The exercise:
Bring together all lines of the material below that contain the string "this".

[Data extracted from a collection]
• • • • •
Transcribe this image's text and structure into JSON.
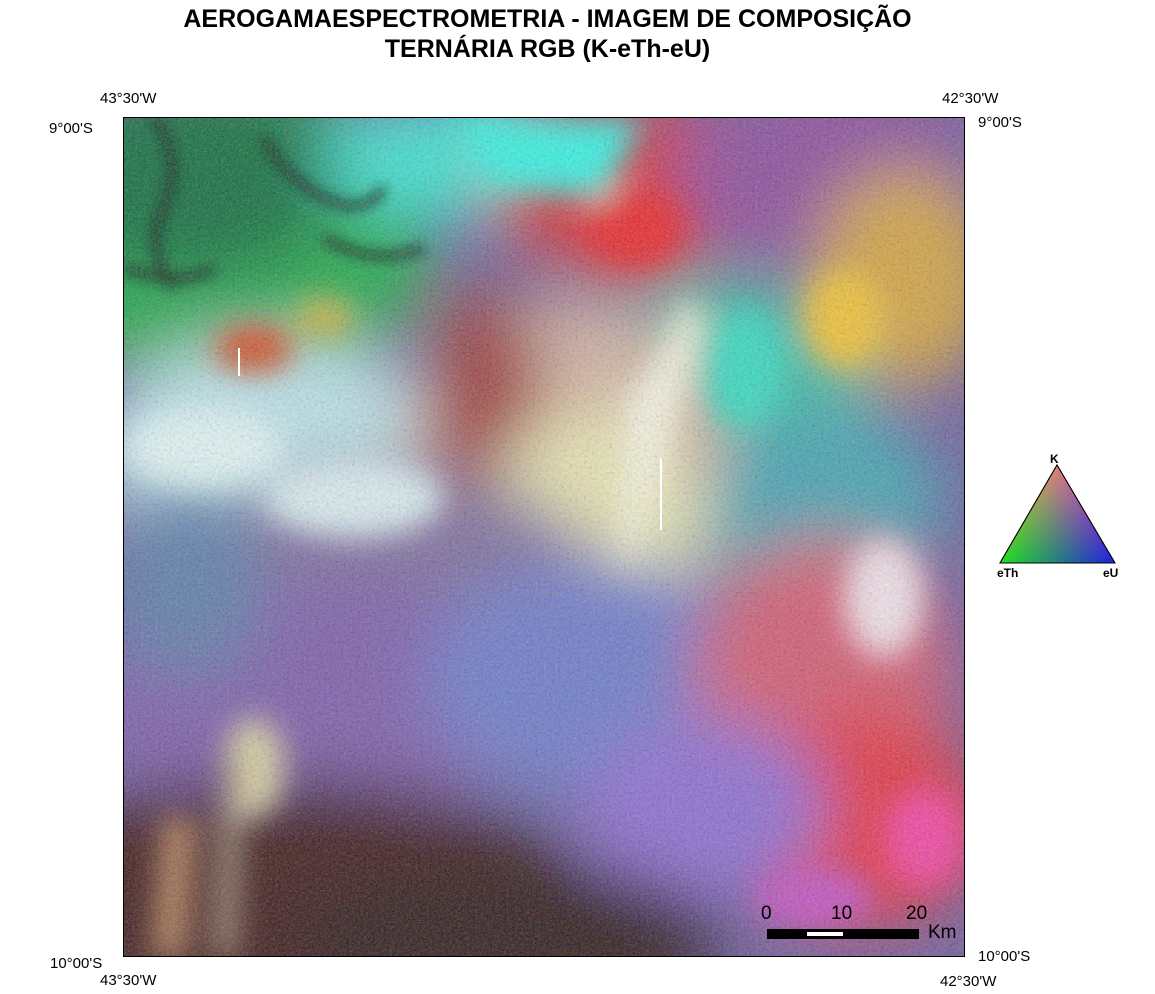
{
  "title_line1": "AEROGAMAESPECTROMETRIA - IMAGEM DE COMPOSIÇÃO",
  "title_line2": "TERNÁRIA RGB (K-eTh-eU)",
  "coords": {
    "top_left_lon": "43°30'W",
    "top_right_lon": "42°30'W",
    "left_top_lat": "9°00'S",
    "right_top_lat": "9°00'S",
    "left_bottom_lat": "10°00'S",
    "right_bottom_lat": "10°00'S",
    "bottom_left_lon": "43°30'W",
    "bottom_right_lon": "42°30'W"
  },
  "scale": {
    "ticks": [
      "0",
      "10",
      "20"
    ],
    "unit": "Km"
  },
  "legend": {
    "top": "K",
    "left": "eTh",
    "right": "eU"
  },
  "colors": {
    "K": "#ff0000",
    "eTh": "#00ff00",
    "eU": "#0000ff"
  }
}
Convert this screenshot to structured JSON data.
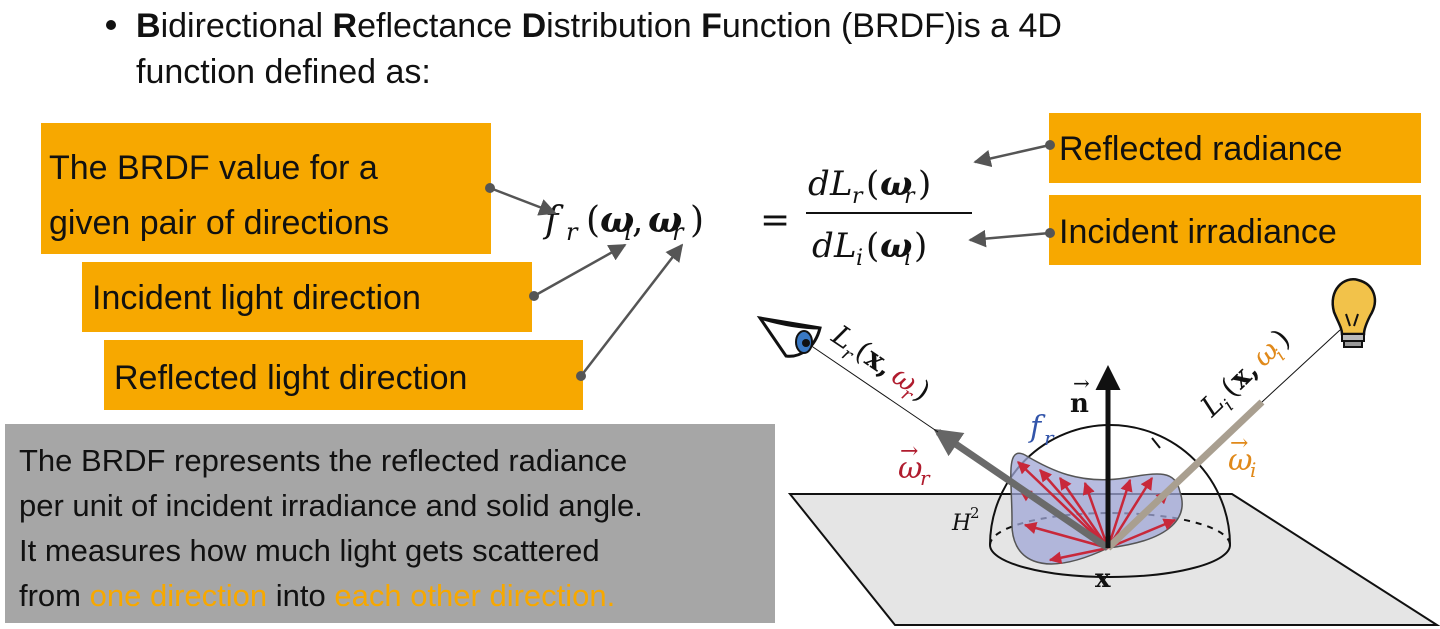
{
  "intro": {
    "w1_initial": "B",
    "w1_rest": "idirectional ",
    "w2_initial": "R",
    "w2_rest": "eflectance ",
    "w3_initial": "D",
    "w3_rest": "istribution ",
    "w4_initial": "F",
    "w4_rest": "unction (BRDF)is a 4D",
    "line2": "function defined as:"
  },
  "labels": {
    "brdf_value_line1": "The BRDF value for a",
    "brdf_value_line2": "given pair of directions",
    "incident_light_direction": "Incident light direction",
    "reflected_light_direction": "Reflected light direction",
    "reflected_radiance": "Reflected radiance",
    "incident_irradiance": "Incident irradiance"
  },
  "formula": {
    "lhs_f": "f",
    "lhs_r": "r",
    "omega": "ω",
    "sub_i": "i",
    "sub_r": "r",
    "eq": "=",
    "d": "d",
    "L": "L"
  },
  "explanation": {
    "line1": "The BRDF represents the reflected radiance",
    "line2": "per unit of incident irradiance and solid angle.",
    "line3": "It measures how much light gets scattered",
    "line4_a": "from ",
    "line4_hl1": "one direction",
    "line4_b": " into ",
    "line4_hl2": "each other direction."
  },
  "diagram": {
    "n_label": "n",
    "x_label": "x",
    "h2_base": "H",
    "h2_sup": "2",
    "fr_f": "f",
    "fr_r": "r",
    "Lr_L": "L",
    "Lr_r": "r",
    "Lr_x": "x,",
    "Lr_w": "ω",
    "Lr_wr": "r",
    "Li_L": "L",
    "Li_i": "i",
    "Li_x": "x,",
    "Li_w": "ω",
    "Li_wi": "i",
    "wr_w": "ω",
    "wr_r": "r",
    "wi_w": "ω",
    "wi_i": "i",
    "paren_open": "(",
    "paren_close": ")"
  },
  "colors": {
    "orange_box": "#F7A800",
    "gray_box": "#a6a6a6",
    "red_arrows": "#c8283a",
    "blue_lobe": "#9fa6d6",
    "wr_color": "#b01c2e",
    "wi_color": "#e0891a",
    "fr_color": "#3355aa"
  },
  "icons": [
    "eye-icon",
    "light-bulb-icon"
  ]
}
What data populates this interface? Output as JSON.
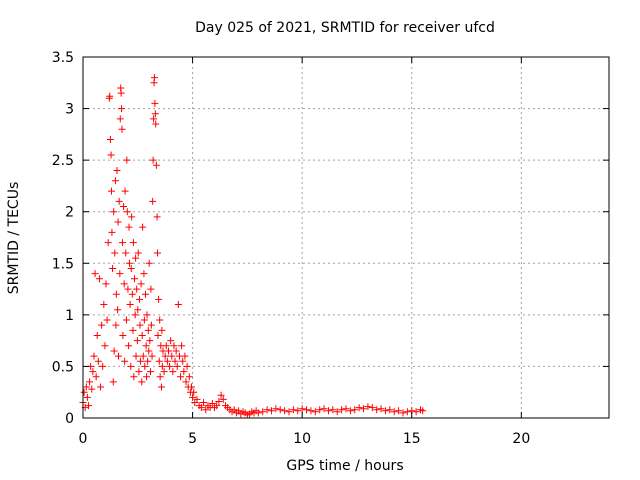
{
  "chart_data": {
    "type": "scatter",
    "title": "Day 025 of 2021, SRMTID for receiver ufcd",
    "xlabel": "GPS time / hours",
    "ylabel": "SRMTID / TECUs",
    "xlim": [
      0,
      24
    ],
    "ylim": [
      0,
      3.5
    ],
    "xticks": [
      0,
      5,
      10,
      15,
      20
    ],
    "xtick_labels": [
      "0",
      "5",
      "10",
      "15",
      "20"
    ],
    "yticks": [
      0,
      0.5,
      1,
      1.5,
      2,
      2.5,
      3,
      3.5
    ],
    "ytick_labels": [
      "0",
      "0.5",
      "1",
      "1.5",
      "2",
      "2.5",
      "3",
      "3.5"
    ],
    "grid": true,
    "marker": "+",
    "color": "#ff0000",
    "series": [
      {
        "name": "SRMTID",
        "points": [
          [
            0.0,
            0.15
          ],
          [
            0.05,
            0.25
          ],
          [
            0.1,
            0.1
          ],
          [
            0.15,
            0.3
          ],
          [
            0.2,
            0.2
          ],
          [
            0.25,
            0.12
          ],
          [
            0.3,
            0.35
          ],
          [
            0.35,
            0.5
          ],
          [
            0.4,
            0.28
          ],
          [
            0.45,
            0.45
          ],
          [
            0.5,
            0.6
          ],
          [
            0.55,
            1.4
          ],
          [
            0.6,
            0.4
          ],
          [
            0.65,
            0.8
          ],
          [
            0.7,
            0.55
          ],
          [
            0.75,
            1.35
          ],
          [
            0.8,
            0.3
          ],
          [
            0.85,
            0.9
          ],
          [
            0.9,
            0.5
          ],
          [
            0.95,
            1.1
          ],
          [
            1.0,
            0.7
          ],
          [
            1.05,
            1.3
          ],
          [
            1.1,
            0.95
          ],
          [
            1.15,
            1.7
          ],
          [
            1.2,
            3.1
          ],
          [
            1.22,
            3.12
          ],
          [
            1.25,
            2.7
          ],
          [
            1.28,
            2.55
          ],
          [
            1.3,
            2.2
          ],
          [
            1.32,
            1.8
          ],
          [
            1.35,
            1.45
          ],
          [
            1.38,
            0.35
          ],
          [
            1.4,
            2.0
          ],
          [
            1.42,
            0.65
          ],
          [
            1.45,
            1.6
          ],
          [
            1.48,
            2.3
          ],
          [
            1.5,
            0.9
          ],
          [
            1.52,
            1.2
          ],
          [
            1.55,
            2.4
          ],
          [
            1.58,
            1.05
          ],
          [
            1.6,
            1.9
          ],
          [
            1.62,
            0.6
          ],
          [
            1.65,
            2.1
          ],
          [
            1.68,
            1.4
          ],
          [
            1.7,
            2.9
          ],
          [
            1.72,
            3.2
          ],
          [
            1.74,
            3.15
          ],
          [
            1.76,
            3.0
          ],
          [
            1.78,
            2.8
          ],
          [
            1.8,
            1.7
          ],
          [
            1.82,
            0.8
          ],
          [
            1.85,
            2.05
          ],
          [
            1.88,
            1.3
          ],
          [
            1.9,
            0.55
          ],
          [
            1.92,
            2.2
          ],
          [
            1.95,
            1.6
          ],
          [
            1.98,
            0.95
          ],
          [
            2.0,
            2.5
          ],
          [
            2.02,
            2.0
          ],
          [
            2.05,
            1.25
          ],
          [
            2.08,
            0.7
          ],
          [
            2.1,
            1.85
          ],
          [
            2.12,
            1.5
          ],
          [
            2.15,
            1.1
          ],
          [
            2.18,
            0.5
          ],
          [
            2.2,
            1.45
          ],
          [
            2.22,
            1.95
          ],
          [
            2.25,
            1.2
          ],
          [
            2.28,
            0.85
          ],
          [
            2.3,
            1.7
          ],
          [
            2.32,
            0.4
          ],
          [
            2.35,
            1.35
          ],
          [
            2.38,
            1.0
          ],
          [
            2.4,
            1.55
          ],
          [
            2.42,
            0.6
          ],
          [
            2.45,
            1.25
          ],
          [
            2.48,
            0.75
          ],
          [
            2.5,
            1.05
          ],
          [
            2.52,
            1.6
          ],
          [
            2.55,
            0.45
          ],
          [
            2.58,
            1.15
          ],
          [
            2.6,
            0.9
          ],
          [
            2.62,
            0.55
          ],
          [
            2.65,
            1.3
          ],
          [
            2.68,
            0.35
          ],
          [
            2.7,
            0.8
          ],
          [
            2.72,
            1.85
          ],
          [
            2.75,
            0.6
          ],
          [
            2.78,
            1.4
          ],
          [
            2.8,
            0.95
          ],
          [
            2.82,
            0.5
          ],
          [
            2.85,
            1.2
          ],
          [
            2.88,
            0.7
          ],
          [
            2.9,
            0.4
          ],
          [
            2.92,
            1.0
          ],
          [
            2.95,
            0.55
          ],
          [
            2.98,
            0.85
          ],
          [
            3.0,
            0.65
          ],
          [
            3.02,
            1.5
          ],
          [
            3.05,
            0.75
          ],
          [
            3.08,
            0.45
          ],
          [
            3.1,
            1.25
          ],
          [
            3.12,
            0.9
          ],
          [
            3.15,
            0.6
          ],
          [
            3.18,
            2.1
          ],
          [
            3.2,
            2.5
          ],
          [
            3.22,
            2.9
          ],
          [
            3.24,
            3.25
          ],
          [
            3.26,
            3.3
          ],
          [
            3.28,
            3.05
          ],
          [
            3.3,
            2.95
          ],
          [
            3.32,
            2.85
          ],
          [
            3.35,
            2.45
          ],
          [
            3.38,
            1.95
          ],
          [
            3.4,
            1.6
          ],
          [
            3.42,
            0.8
          ],
          [
            3.45,
            1.15
          ],
          [
            3.48,
            0.55
          ],
          [
            3.5,
            0.95
          ],
          [
            3.52,
            0.4
          ],
          [
            3.55,
            0.7
          ],
          [
            3.58,
            0.3
          ],
          [
            3.6,
            0.85
          ],
          [
            3.62,
            0.5
          ],
          [
            3.65,
            0.65
          ],
          [
            3.7,
            0.45
          ],
          [
            3.75,
            0.6
          ],
          [
            3.8,
            0.7
          ],
          [
            3.85,
            0.55
          ],
          [
            3.9,
            0.65
          ],
          [
            3.95,
            0.5
          ],
          [
            4.0,
            0.75
          ],
          [
            4.05,
            0.6
          ],
          [
            4.1,
            0.45
          ],
          [
            4.15,
            0.7
          ],
          [
            4.2,
            0.55
          ],
          [
            4.25,
            0.65
          ],
          [
            4.3,
            0.5
          ],
          [
            4.35,
            1.1
          ],
          [
            4.4,
            0.6
          ],
          [
            4.45,
            0.4
          ],
          [
            4.5,
            0.7
          ],
          [
            4.55,
            0.55
          ],
          [
            4.6,
            0.45
          ],
          [
            4.65,
            0.6
          ],
          [
            4.7,
            0.35
          ],
          [
            4.75,
            0.5
          ],
          [
            4.8,
            0.3
          ],
          [
            4.85,
            0.4
          ],
          [
            4.9,
            0.25
          ],
          [
            4.95,
            0.3
          ],
          [
            5.0,
            0.2
          ],
          [
            5.05,
            0.25
          ],
          [
            5.1,
            0.15
          ],
          [
            5.2,
            0.18
          ],
          [
            5.3,
            0.12
          ],
          [
            5.4,
            0.1
          ],
          [
            5.5,
            0.15
          ],
          [
            5.6,
            0.08
          ],
          [
            5.7,
            0.12
          ],
          [
            5.8,
            0.1
          ],
          [
            5.9,
            0.14
          ],
          [
            6.0,
            0.1
          ],
          [
            6.1,
            0.12
          ],
          [
            6.2,
            0.16
          ],
          [
            6.3,
            0.22
          ],
          [
            6.4,
            0.18
          ],
          [
            6.5,
            0.12
          ],
          [
            6.6,
            0.1
          ],
          [
            6.7,
            0.08
          ],
          [
            6.8,
            0.06
          ],
          [
            6.9,
            0.08
          ],
          [
            7.0,
            0.05
          ],
          [
            7.1,
            0.07
          ],
          [
            7.2,
            0.04
          ],
          [
            7.3,
            0.06
          ],
          [
            7.4,
            0.05
          ],
          [
            7.5,
            0.03
          ],
          [
            7.6,
            0.04
          ],
          [
            7.7,
            0.06
          ],
          [
            7.8,
            0.05
          ],
          [
            7.9,
            0.07
          ],
          [
            8.0,
            0.05
          ],
          [
            8.2,
            0.06
          ],
          [
            8.4,
            0.08
          ],
          [
            8.6,
            0.07
          ],
          [
            8.8,
            0.09
          ],
          [
            9.0,
            0.08
          ],
          [
            9.2,
            0.07
          ],
          [
            9.4,
            0.06
          ],
          [
            9.6,
            0.08
          ],
          [
            9.8,
            0.07
          ],
          [
            10.0,
            0.09
          ],
          [
            10.2,
            0.08
          ],
          [
            10.4,
            0.07
          ],
          [
            10.6,
            0.06
          ],
          [
            10.8,
            0.08
          ],
          [
            11.0,
            0.09
          ],
          [
            11.2,
            0.07
          ],
          [
            11.4,
            0.08
          ],
          [
            11.6,
            0.06
          ],
          [
            11.8,
            0.08
          ],
          [
            12.0,
            0.09
          ],
          [
            12.2,
            0.07
          ],
          [
            12.4,
            0.08
          ],
          [
            12.6,
            0.1
          ],
          [
            12.8,
            0.09
          ],
          [
            13.0,
            0.11
          ],
          [
            13.2,
            0.1
          ],
          [
            13.4,
            0.08
          ],
          [
            13.6,
            0.09
          ],
          [
            13.8,
            0.07
          ],
          [
            14.0,
            0.08
          ],
          [
            14.2,
            0.06
          ],
          [
            14.4,
            0.07
          ],
          [
            14.6,
            0.05
          ],
          [
            14.8,
            0.06
          ],
          [
            15.0,
            0.07
          ],
          [
            15.2,
            0.06
          ],
          [
            15.4,
            0.08
          ],
          [
            15.5,
            0.07
          ]
        ]
      }
    ]
  }
}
• • • • •
Exercise output:
Transcribe this image's text and structure into JSON.
Convert this screenshot to structured JSON data.
What data populates this interface? Output as JSON.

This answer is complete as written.